→ What is required: Repeat all of the material exactly as given.

[Structured figure records]
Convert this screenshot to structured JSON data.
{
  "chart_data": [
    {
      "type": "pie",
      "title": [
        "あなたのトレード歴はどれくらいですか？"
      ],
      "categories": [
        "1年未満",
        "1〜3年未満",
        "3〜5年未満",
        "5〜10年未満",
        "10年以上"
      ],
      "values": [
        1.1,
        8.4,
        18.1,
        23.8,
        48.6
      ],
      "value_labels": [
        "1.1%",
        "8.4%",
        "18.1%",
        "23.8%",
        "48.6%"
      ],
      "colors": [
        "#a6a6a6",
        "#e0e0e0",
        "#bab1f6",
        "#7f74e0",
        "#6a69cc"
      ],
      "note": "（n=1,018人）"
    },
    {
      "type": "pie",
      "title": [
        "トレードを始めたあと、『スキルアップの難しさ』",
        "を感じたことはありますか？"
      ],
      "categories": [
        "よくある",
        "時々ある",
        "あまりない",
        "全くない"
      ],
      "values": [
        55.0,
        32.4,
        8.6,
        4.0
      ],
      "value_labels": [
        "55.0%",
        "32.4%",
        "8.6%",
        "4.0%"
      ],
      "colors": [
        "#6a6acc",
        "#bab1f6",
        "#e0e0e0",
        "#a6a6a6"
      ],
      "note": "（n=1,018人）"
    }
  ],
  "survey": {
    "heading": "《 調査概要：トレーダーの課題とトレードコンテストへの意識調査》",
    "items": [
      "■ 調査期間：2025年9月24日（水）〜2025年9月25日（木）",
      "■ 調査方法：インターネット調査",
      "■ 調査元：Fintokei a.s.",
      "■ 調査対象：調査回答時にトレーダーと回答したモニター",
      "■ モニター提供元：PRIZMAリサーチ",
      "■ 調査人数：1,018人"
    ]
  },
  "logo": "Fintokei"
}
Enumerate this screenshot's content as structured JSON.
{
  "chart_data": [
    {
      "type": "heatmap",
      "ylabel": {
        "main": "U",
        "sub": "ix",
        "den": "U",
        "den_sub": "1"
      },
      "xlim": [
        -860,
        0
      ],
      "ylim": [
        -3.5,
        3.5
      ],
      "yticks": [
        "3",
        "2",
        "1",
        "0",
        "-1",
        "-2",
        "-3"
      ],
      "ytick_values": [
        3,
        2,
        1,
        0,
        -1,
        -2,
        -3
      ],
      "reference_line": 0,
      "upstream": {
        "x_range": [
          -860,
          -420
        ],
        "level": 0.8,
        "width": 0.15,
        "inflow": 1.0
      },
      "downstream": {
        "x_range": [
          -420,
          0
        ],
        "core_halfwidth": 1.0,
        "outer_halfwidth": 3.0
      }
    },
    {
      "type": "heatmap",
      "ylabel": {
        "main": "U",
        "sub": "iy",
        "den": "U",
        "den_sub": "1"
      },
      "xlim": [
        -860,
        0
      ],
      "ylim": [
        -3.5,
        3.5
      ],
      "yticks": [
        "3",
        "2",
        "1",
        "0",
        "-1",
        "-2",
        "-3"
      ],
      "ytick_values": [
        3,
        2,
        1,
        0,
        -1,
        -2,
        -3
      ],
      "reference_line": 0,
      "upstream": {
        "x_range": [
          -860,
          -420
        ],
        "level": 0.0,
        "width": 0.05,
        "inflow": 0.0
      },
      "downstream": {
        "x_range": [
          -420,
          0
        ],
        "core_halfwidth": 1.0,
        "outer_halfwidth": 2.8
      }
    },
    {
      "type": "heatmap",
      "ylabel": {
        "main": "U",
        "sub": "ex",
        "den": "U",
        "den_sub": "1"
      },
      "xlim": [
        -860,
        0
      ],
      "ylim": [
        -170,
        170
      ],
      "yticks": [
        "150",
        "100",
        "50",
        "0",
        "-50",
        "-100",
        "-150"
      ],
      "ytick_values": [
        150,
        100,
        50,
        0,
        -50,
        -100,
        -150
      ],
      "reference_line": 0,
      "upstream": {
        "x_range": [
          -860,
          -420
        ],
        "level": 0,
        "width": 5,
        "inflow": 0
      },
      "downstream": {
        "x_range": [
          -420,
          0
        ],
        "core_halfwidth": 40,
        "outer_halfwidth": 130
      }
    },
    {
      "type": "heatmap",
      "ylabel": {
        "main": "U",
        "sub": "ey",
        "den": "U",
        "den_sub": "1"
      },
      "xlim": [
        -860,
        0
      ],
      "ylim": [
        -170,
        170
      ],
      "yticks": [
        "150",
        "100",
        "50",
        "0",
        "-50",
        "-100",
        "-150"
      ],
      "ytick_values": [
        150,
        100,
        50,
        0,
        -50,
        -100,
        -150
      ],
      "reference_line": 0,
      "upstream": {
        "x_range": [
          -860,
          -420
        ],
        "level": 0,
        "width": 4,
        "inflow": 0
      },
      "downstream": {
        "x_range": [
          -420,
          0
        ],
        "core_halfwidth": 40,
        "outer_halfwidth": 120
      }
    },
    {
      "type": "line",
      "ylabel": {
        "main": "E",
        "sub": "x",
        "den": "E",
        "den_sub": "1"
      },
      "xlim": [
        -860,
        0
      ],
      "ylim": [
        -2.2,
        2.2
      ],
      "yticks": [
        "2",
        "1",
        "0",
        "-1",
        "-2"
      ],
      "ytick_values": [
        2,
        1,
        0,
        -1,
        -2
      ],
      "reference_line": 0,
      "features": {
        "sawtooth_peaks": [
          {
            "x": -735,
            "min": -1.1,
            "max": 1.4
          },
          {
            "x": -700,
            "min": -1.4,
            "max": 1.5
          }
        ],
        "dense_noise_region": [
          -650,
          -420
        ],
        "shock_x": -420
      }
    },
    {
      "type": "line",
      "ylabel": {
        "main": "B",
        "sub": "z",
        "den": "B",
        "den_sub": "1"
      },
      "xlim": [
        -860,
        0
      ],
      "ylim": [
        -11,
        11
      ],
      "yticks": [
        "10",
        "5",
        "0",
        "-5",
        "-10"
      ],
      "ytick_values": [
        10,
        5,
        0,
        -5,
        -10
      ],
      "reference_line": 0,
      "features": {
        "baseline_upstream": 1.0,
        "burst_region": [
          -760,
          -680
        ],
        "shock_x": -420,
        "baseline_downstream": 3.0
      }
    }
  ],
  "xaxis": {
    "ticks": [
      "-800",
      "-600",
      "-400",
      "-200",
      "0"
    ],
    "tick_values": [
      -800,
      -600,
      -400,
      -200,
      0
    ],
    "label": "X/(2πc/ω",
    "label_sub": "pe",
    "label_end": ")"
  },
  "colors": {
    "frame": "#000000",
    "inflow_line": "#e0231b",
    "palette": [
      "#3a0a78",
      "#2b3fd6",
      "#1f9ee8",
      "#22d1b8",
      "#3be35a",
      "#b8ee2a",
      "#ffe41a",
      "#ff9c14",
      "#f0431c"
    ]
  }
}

→ The completed task:
Convert this screenshot to structured JSON data.
{
  "chart_data": [
    {
      "type": "pie",
      "title": [
        "あなたのトレード歴はどれくらいですか？"
      ],
      "categories": [
        "1年未満",
        "1〜3年未満",
        "3〜5年未満",
        "5〜10年未満",
        "10年以上"
      ],
      "values": [
        1.1,
        8.4,
        18.1,
        23.8,
        48.6
      ],
      "value_labels": [
        "1.1%",
        "8.4%",
        "18.1%",
        "23.8%",
        "48.6%"
      ],
      "colors": [
        "#a6a6a6",
        "#e0e0e0",
        "#bab1f6",
        "#7f74e0",
        "#6a69cc"
      ],
      "note": "（n=1,018人）"
    },
    {
      "type": "pie",
      "title": [
        "トレードを始めたあと、『スキルアップの難しさ』",
        "を感じたことはありますか？"
      ],
      "categories": [
        "よくある",
        "時々ある",
        "あまりない",
        "全くない"
      ],
      "values": [
        55.0,
        32.4,
        8.6,
        4.0
      ],
      "value_labels": [
        "55.0%",
        "32.4%",
        "8.6%",
        "4.0%"
      ],
      "colors": [
        "#6a6acc",
        "#bab1f6",
        "#e0e0e0",
        "#a6a6a6"
      ],
      "note": "（n=1,018人）"
    }
  ],
  "survey": {
    "heading": "《 調査概要：トレーダーの課題とトレードコンテストへの意識調査》",
    "items": [
      "■ 調査期間：2025年9月24日（水）〜2025年9月25日（木）",
      "■ 調査方法：インターネット調査",
      "■ 調査元：Fintokei a.s.",
      "■ 調査対象：調査回答時にトレーダーと回答したモニター",
      "■ モニター提供元：PRIZMAリサーチ",
      "■ 調査人数：1,018人"
    ]
  },
  "logo": "Fintokei"
}
Enumerate this screenshot's content as structured JSON.
{
  "chart_data": [
    {
      "type": "heatmap",
      "ylabel": {
        "main": "U",
        "sub": "ix",
        "den": "U",
        "den_sub": "1"
      },
      "xlim": [
        -860,
        0
      ],
      "ylim": [
        -3.5,
        3.5
      ],
      "yticks": [
        "3",
        "2",
        "1",
        "0",
        "-1",
        "-2",
        "-3"
      ],
      "ytick_values": [
        3,
        2,
        1,
        0,
        -1,
        -2,
        -3
      ],
      "reference_line": 0,
      "upstream": {
        "x_range": [
          -860,
          -420
        ],
        "level": 0.8,
        "width": 0.15,
        "inflow": 1.0
      },
      "downstream": {
        "x_range": [
          -420,
          0
        ],
        "core_halfwidth": 1.0,
        "outer_halfwidth": 3.0
      }
    },
    {
      "type": "heatmap",
      "ylabel": {
        "main": "U",
        "sub": "iy",
        "den": "U",
        "den_sub": "1"
      },
      "xlim": [
        -860,
        0
      ],
      "ylim": [
        -3.5,
        3.5
      ],
      "yticks": [
        "3",
        "2",
        "1",
        "0",
        "-1",
        "-2",
        "-3"
      ],
      "ytick_values": [
        3,
        2,
        1,
        0,
        -1,
        -2,
        -3
      ],
      "reference_line": 0,
      "upstream": {
        "x_range": [
          -860,
          -420
        ],
        "level": 0.0,
        "width": 0.05,
        "inflow": 0.0
      },
      "downstream": {
        "x_range": [
          -420,
          0
        ],
        "core_halfwidth": 1.0,
        "outer_halfwidth": 2.8
      }
    },
    {
      "type": "heatmap",
      "ylabel": {
        "main": "U",
        "sub": "ex",
        "den": "U",
        "den_sub": "1"
      },
      "xlim": [
        -860,
        0
      ],
      "ylim": [
        -170,
        170
      ],
      "yticks": [
        "150",
        "100",
        "50",
        "0",
        "-50",
        "-100",
        "-150"
      ],
      "ytick_values": [
        150,
        100,
        50,
        0,
        -50,
        -100,
        -150
      ],
      "reference_line": 0,
      "upstream": {
        "x_range": [
          -860,
          -420
        ],
        "level": 0,
        "width": 5,
        "inflow": 0
      },
      "downstream": {
        "x_range": [
          -420,
          0
        ],
        "core_halfwidth": 40,
        "outer_halfwidth": 130
      }
    },
    {
      "type": "heatmap",
      "ylabel": {
        "main": "U",
        "sub": "ey",
        "den": "U",
        "den_sub": "1"
      },
      "xlim": [
        -860,
        0
      ],
      "ylim": [
        -170,
        170
      ],
      "yticks": [
        "150",
        "100",
        "50",
        "0",
        "-50",
        "-100",
        "-150"
      ],
      "ytick_values": [
        150,
        100,
        50,
        0,
        -50,
        -100,
        -150
      ],
      "reference_line": 0,
      "upstream": {
        "x_range": [
          -860,
          -420
        ],
        "level": 0,
        "width": 4,
        "inflow": 0
      },
      "downstream": {
        "x_range": [
          -420,
          0
        ],
        "core_halfwidth": 40,
        "outer_halfwidth": 120
      }
    },
    {
      "type": "line",
      "ylabel": {
        "main": "E",
        "sub": "x",
        "den": "E",
        "den_sub": "1"
      },
      "xlim": [
        -860,
        0
      ],
      "ylim": [
        -2.2,
        2.2
      ],
      "yticks": [
        "2",
        "1",
        "0",
        "-1",
        "-2"
      ],
      "ytick_values": [
        2,
        1,
        0,
        -1,
        -2
      ],
      "reference_line": 0,
      "features": {
        "sawtooth_peaks": [
          {
            "x": -735,
            "min": -1.1,
            "max": 1.4
          },
          {
            "x": -700,
            "min": -1.4,
            "max": 1.5
          }
        ],
        "dense_noise_region": [
          -650,
          -420
        ],
        "shock_x": -420
      }
    },
    {
      "type": "line",
      "ylabel": {
        "main": "B",
        "sub": "z",
        "den": "B",
        "den_sub": "1"
      },
      "xlim": [
        -860,
        0
      ],
      "ylim": [
        -11,
        11
      ],
      "yticks": [
        "10",
        "5",
        "0",
        "-5",
        "-10"
      ],
      "ytick_values": [
        10,
        5,
        0,
        -5,
        -10
      ],
      "reference_line": 0,
      "features": {
        "baseline_upstream": 1.0,
        "burst_region": [
          -760,
          -680
        ],
        "shock_x": -420,
        "baseline_downstream": 3.0
      }
    }
  ],
  "xaxis": {
    "ticks": [
      "-800",
      "-600",
      "-400",
      "-200",
      "0"
    ],
    "tick_values": [
      -800,
      -600,
      -400,
      -200,
      0
    ],
    "label": "X/(2πc/ω",
    "label_sub": "pe",
    "label_end": ")"
  },
  "colors": {
    "frame": "#000000",
    "inflow_line": "#e0231b",
    "palette": [
      "#3a0a78",
      "#2b3fd6",
      "#1f9ee8",
      "#22d1b8",
      "#3be35a",
      "#b8ee2a",
      "#ffe41a",
      "#ff9c14",
      "#f0431c"
    ]
  }
}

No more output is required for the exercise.